◆ **AUFGABENSTELLUNG**
Geben Sie aus der folgenden Auflistung alles von der Zeile mit "paragraph-6: Az Állami" bis einschließlich der Zeile mit "paragraph-3: A Tulajdonosi" wortgetreu wieder.

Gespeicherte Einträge
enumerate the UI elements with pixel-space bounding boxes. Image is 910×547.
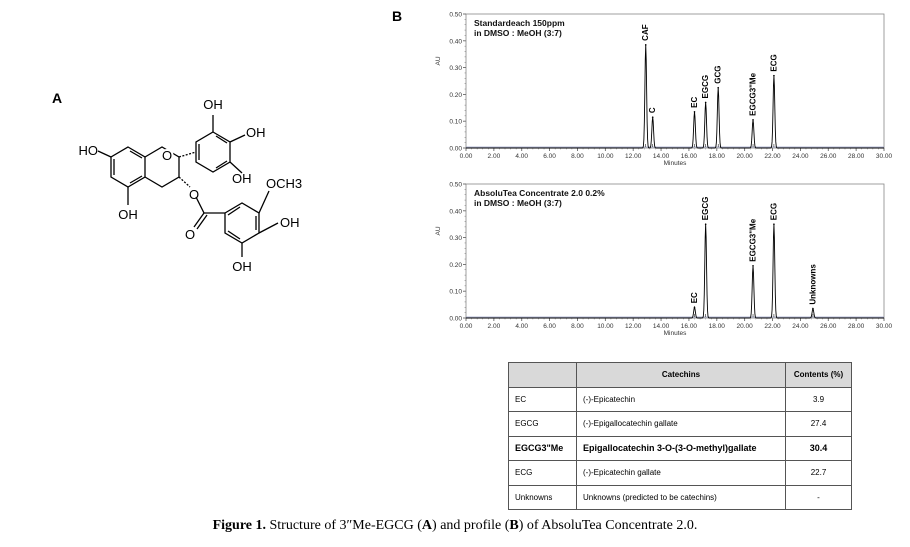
y-tick-label: 0.10: [449, 118, 462, 126]
peak-point: [694, 111, 696, 113]
chromatogram-sample: [430, 176, 900, 346]
x-tick-label: 6.00: [543, 323, 556, 330]
peak-label: EGCG: [701, 196, 711, 221]
x-tick-label: 30.00: [875, 323, 893, 330]
egcg3me-structure: [70, 85, 350, 285]
x-tick-label: 24.00: [792, 323, 809, 330]
peak-point: [705, 223, 707, 225]
oh-label: OH: [280, 215, 300, 230]
x-tick-label: 28.00: [847, 153, 865, 160]
chart-annotation: AbsoluTea Concentrate 2.0 0.2%: [474, 188, 605, 198]
x-tick-label: 18.00: [708, 323, 725, 330]
chart-annotation: in DMSO : MeOH (3:7): [474, 28, 562, 38]
x-axis-label: Minutes: [663, 160, 687, 167]
ring-oxygen-label: O: [161, 148, 173, 163]
peak-point: [773, 75, 775, 77]
x-tick-label: 4.00: [515, 323, 529, 330]
y-tick-label: 0.00: [449, 315, 462, 323]
table-row: [509, 412, 852, 437]
catechin-abbr: EGCG: [509, 412, 577, 437]
x-tick-label: 18.00: [708, 153, 725, 160]
x-tick-label: 8.00: [571, 153, 584, 160]
catechin-content: -: [786, 485, 852, 510]
y-tick-label: 0.30: [449, 65, 462, 73]
catechin-name: Unknowns (predicted to be catechins): [577, 485, 786, 510]
catechin-abbr: EC: [509, 387, 577, 412]
chromatogram-trace: [466, 45, 884, 148]
x-tick-label: 2.00: [487, 153, 501, 160]
peak-label: EC: [690, 292, 700, 304]
table-header: Contents (%): [786, 363, 852, 388]
x-tick-label: 10.00: [597, 153, 614, 160]
table-header: Catechins: [577, 363, 786, 388]
x-tick-label: 14.00: [652, 323, 670, 330]
y-tick-label: 0.40: [449, 208, 462, 216]
peak-label: C: [648, 107, 658, 114]
methoxy-label: OCH3: [266, 176, 303, 191]
x-tick-label: 28.00: [847, 323, 865, 330]
x-tick-label: 14.00: [652, 153, 670, 160]
table-row: [509, 436, 852, 461]
x-tick-label: 4.00: [515, 153, 529, 160]
oh-label: OH: [232, 259, 252, 274]
x-tick-label: 26.00: [820, 153, 837, 160]
x-tick-label: 20.00: [736, 323, 753, 330]
peak-point: [773, 223, 775, 225]
catechin-content: 22.7: [786, 461, 852, 486]
peak-point: [752, 119, 754, 121]
x-tick-label: 30.00: [875, 153, 893, 160]
peak-label: ECG: [769, 54, 779, 72]
peak-point: [717, 87, 719, 89]
x-tick-label: 26.00: [820, 323, 837, 330]
x-tick-label: 6.00: [543, 153, 556, 160]
y-tick-label: 0.40: [449, 38, 462, 46]
panel-label-b: B: [392, 8, 403, 24]
x-tick-label: 12.00: [625, 323, 642, 330]
caption-ref-b: B: [509, 518, 519, 533]
chromatogram-trace: [466, 224, 884, 318]
peak-point: [652, 116, 654, 118]
x-tick-label: 0.00: [459, 153, 473, 160]
caption-text: ) of AbsoluTea Concentrate 2.0.: [518, 518, 698, 533]
catechin-content: 27.4: [786, 412, 852, 437]
x-tick-label: 16.00: [680, 323, 698, 330]
table-row: [509, 485, 852, 510]
catechin-abbr: EGCG3"Me: [509, 436, 577, 461]
peak-point: [694, 306, 696, 308]
x-tick-label: 24.00: [792, 153, 809, 160]
caption-text: ) and profile (: [432, 518, 510, 533]
oh-label: OH: [203, 97, 223, 112]
catechin-abbr: Unknowns: [509, 485, 577, 510]
oh-label: OH: [246, 125, 266, 140]
peak-label: Unknowns: [808, 264, 818, 305]
y-axis-label: AU: [435, 226, 442, 236]
x-tick-label: 22.00: [764, 153, 781, 160]
carbonyl-oxygen-label: O: [184, 227, 196, 242]
x-tick-label: 12.00: [625, 153, 642, 160]
table-row: [509, 461, 852, 486]
x-tick-label: 0.00: [459, 323, 473, 330]
table-header-row: [509, 363, 852, 388]
x-axis-label: Minutes: [663, 330, 687, 337]
chart-annotation: in DMSO : MeOH (3:7): [474, 198, 562, 208]
catechin-name: (-)-Epicatechin gallate: [577, 461, 786, 486]
caption-text: Structure of 3″Me-EGCG (: [266, 518, 422, 533]
oh-label: OH: [232, 171, 252, 186]
catechin-name: (-)-Epigallocatechin gallate: [577, 412, 786, 437]
ester-oxygen-label: O: [188, 187, 200, 202]
y-tick-label: 0.20: [449, 261, 462, 269]
ho-label: HO: [78, 143, 98, 158]
chart-annotation: Standardeach 150ppm: [474, 18, 565, 28]
y-tick-label: 0.00: [449, 145, 462, 153]
figure-caption: [0, 518, 910, 534]
catechin-content: 3.9: [786, 387, 852, 412]
peak-label: EGCG3"Me: [748, 72, 758, 116]
peak-label: GCG: [713, 65, 723, 84]
y-tick-label: 0.10: [449, 288, 462, 296]
y-tick-label: 0.50: [449, 181, 462, 189]
y-axis-label: AU: [435, 56, 442, 66]
peak-point: [812, 308, 814, 310]
peak-label: EC: [690, 96, 700, 108]
catechin-abbr: ECG: [509, 461, 577, 486]
caption-label: Figure 1.: [212, 518, 266, 533]
y-tick-label: 0.50: [449, 11, 462, 19]
oh-label: OH: [118, 207, 138, 222]
peak-label: EGCG: [701, 74, 711, 99]
catechin-name: Epigallocatechin 3-O-(3-O-methyl)gallate: [577, 436, 786, 461]
catechins-table: [508, 362, 852, 510]
chromatogram-standard: [430, 6, 900, 176]
peak-point: [752, 265, 754, 267]
table-header: [509, 363, 577, 388]
peak-label: EGCG3"Me: [748, 218, 758, 262]
y-tick-label: 0.20: [449, 91, 462, 99]
panel-label-a: A: [52, 90, 63, 106]
x-tick-label: 2.00: [487, 323, 501, 330]
peak-label: ECG: [769, 202, 779, 221]
peak-point: [645, 44, 647, 46]
peak-point: [705, 102, 707, 104]
x-tick-label: 16.00: [680, 153, 698, 160]
peak-label: CAF: [641, 24, 651, 41]
y-tick-label: 0.30: [449, 235, 462, 243]
x-tick-label: 22.00: [764, 323, 781, 330]
x-tick-label: 10.00: [597, 323, 614, 330]
catechin-content: 30.4: [786, 436, 852, 461]
table-row: [509, 387, 852, 412]
x-tick-label: 8.00: [571, 323, 584, 330]
caption-ref-a: A: [421, 518, 433, 533]
x-tick-label: 20.00: [736, 153, 753, 160]
catechin-name: (-)-Epicatechin: [577, 387, 786, 412]
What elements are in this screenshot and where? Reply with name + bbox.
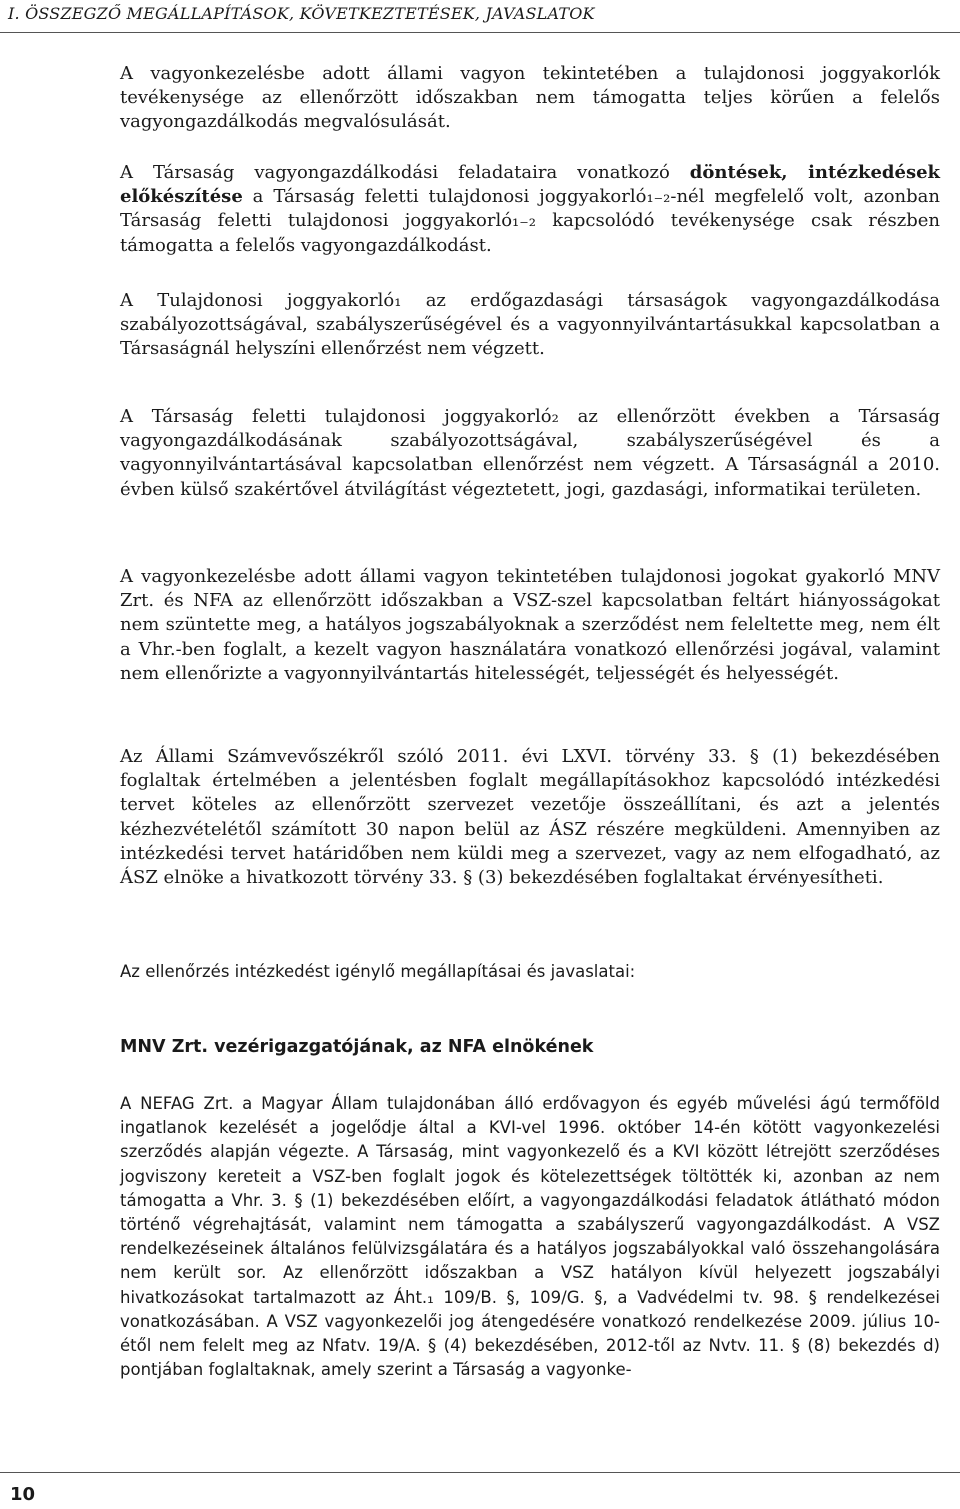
paragraph-6: Az Állami Számvevőszékről szóló 2011. évi LXVI. törvény 33. § (1) bekezdésében foglaltak értelmében a jelentésben foglalt megállapításokhoz kapcsolódó intézkedési tervet köteles az ellenőrzött szervezet vezetője összeállítani, és azt a jelentés kézhezvételétől számított 30 napon belül az ÁSZ részére megküldeni. Amennyiben az intézkedési tervet határidőben nem küldi meg a szervezet, vagy az nem elfogadható, az ÁSZ elnöke a hivatkozott törvény 33. § (3) bekezdésében foglaltakat érvényesítheti. (120, 746, 940, 889)
paragraph-3: A Tulajdonosi joggyakorló₁ az erdőgazdasági társaságok vagyongazdálkodása szabályozottságával, szabályszerűségével és a vagyonnyilvántartásukkal kapcsolatban a Társaságnál helyszíni ellenőrzést nem végzett. (120, 290, 940, 360)
paragraph-8: A NEFAG Zrt. a Magyar Állam tulajdonában álló erdővagyon és egyéb művelési ágú termőföld ingatlanok kezelését a jogelődje által a KVI-vel 1996. október 14-én kötött vagyonkezelési szerződés alapján végezte. A Társaság, mint vagyonkezelő és a KVI között létrejött szerződéses jogviszony kereteit a VSZ-ben foglalt jogok és kötelezettségek töltötték ki, azonban az nem támogatta a Vhr. 3. § (1) bekezdésében előírt, a vagyongazdálkodási feladatok átlátható módon történő végrehajtását, valamint nem támogatta a szabályszerű vagyongazdálkodást. A VSZ rendelkezéseinek általános felülvizsgálatára és a hatályos jogszabályokkal való összehangolására nem került sor. Az ellenőrzött időszakban a VSZ hatályon kívül helyezett jogszabályi hivatkozásokat tartalmazott az Áht.₁ 109/B. §, 109/G. §, a Vadvédelmi tv. 98. § rendelkezései vonatkozásában. A VSZ vagyonkezelői jog átengedésére vonatkozó rendelkezése 2009. július 10-étől nem felelt meg az Nfatv. 19/A. § (4) bekezdésében, 2012-től az Nvtv. 11. § (8) bekezdés d) pontjában foglaltaknak, amely szerint a Társaság a vagyonke- (120, 1094, 940, 1380)
paragraph-2-bold: döntések, intézkedések előkészítése (120, 162, 941, 208)
paragraph-2 (120, 161, 940, 258)
paragraph-7: Az ellenőrzés intézkedést igénylő megállapításai és javaslatai: (120, 962, 636, 981)
section-heading: MNV Zrt. vezérigazgatójának, az NFA elnökének (120, 1037, 594, 1057)
paragraph-4: A Társaság feletti tulajdonosi joggyakorló₂ az ellenőrzött években a Társaság vagyongazdálkodásának szabályozottságával, szabályszerűségével és a vagyonnyilvántartásával kapcsolatban ellenőrzést nem végzett. A Társaságnál a 2010. évben külső szakértővel átvilágítást végeztetett, jogi, gazdasági, informatikai területen. (120, 406, 940, 500)
footer-rule (0, 1472, 960, 1473)
header-rule (0, 32, 960, 33)
paragraph-2-text-b: a Társaság feletti tulajdonosi joggyakorló₁₋₂-nél megfelelő volt, azonban Társaság feletti tulajdonosi joggyakorló₁₋₂ kapcsolódó tevékenysége csak részben támogatta a felelős vagyongazdálkodást. (120, 186, 940, 256)
paragraph-1: A vagyonkezelésbe adott állami vagyon tekintetében a tulajdonosi joggyakorlók tevékenysége az ellenőrzött időszakban nem támogatta teljes körűen a felelős vagyongazdálkodás megvalósulását. (120, 63, 940, 133)
paragraph-2-text-a: A Társaság vagyongazdálkodási feladataira vonatkozó (120, 162, 690, 183)
running-header: I. ÖSSZEGZŐ MEGÁLLAPÍTÁSOK, KÖVETKEZTETÉSEK, JAVASLATOK (8, 4, 595, 23)
page-number: 10 (10, 1484, 36, 1505)
paragraph-5: A vagyonkezelésbe adott állami vagyon tekintetében tulajdonosi jogokat gyakorló MNV Zrt. és NFA az ellenőrzött időszakban a VSZ-szel kapcsolatban feltárt hiányosságokat nem szüntette meg, a hatályos jogszabályoknak a szerződést nem feleltette meg, nem élt a Vhr.-ben foglalt, a kezelt vagyon használatára vonatkozó ellenőrzési jogával, valamint nem ellenőrizte a vagyonnyilvántartás hitelességét, teljességét és helyességét. (120, 566, 940, 684)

◆ **LÖSUNG**
paragraph-6: Az Állami Számvevőszékről szóló 2011. évi LXVI. törvény 33. § (1) bekezdésében foglaltak értelmében a jelentésben foglalt megállapításokhoz kapcsolódó intézkedési tervet köteles az ellenőrzött szervezet vezetője összeállítani, és azt a jelentés kézhezvételétől számított 30 napon belül az ÁSZ részére megküldeni. Amennyiben az intézkedési tervet határidőben nem küldi meg a szervezet, vagy az nem elfogadható, az ÁSZ elnöke a hivatkozott törvény 33. § (3) bekezdésében foglaltakat érvényesítheti. (120, 746, 940, 889)
paragraph-3: A Tulajdonosi joggyakorló₁ az erdőgazdasági társaságok vagyongazdálkodása szabályozottságával, szabályszerűségével és a vagyonnyilvántartásukkal kapcsolatban a Társaságnál helyszíni ellenőrzést nem végzett. (120, 290, 940, 360)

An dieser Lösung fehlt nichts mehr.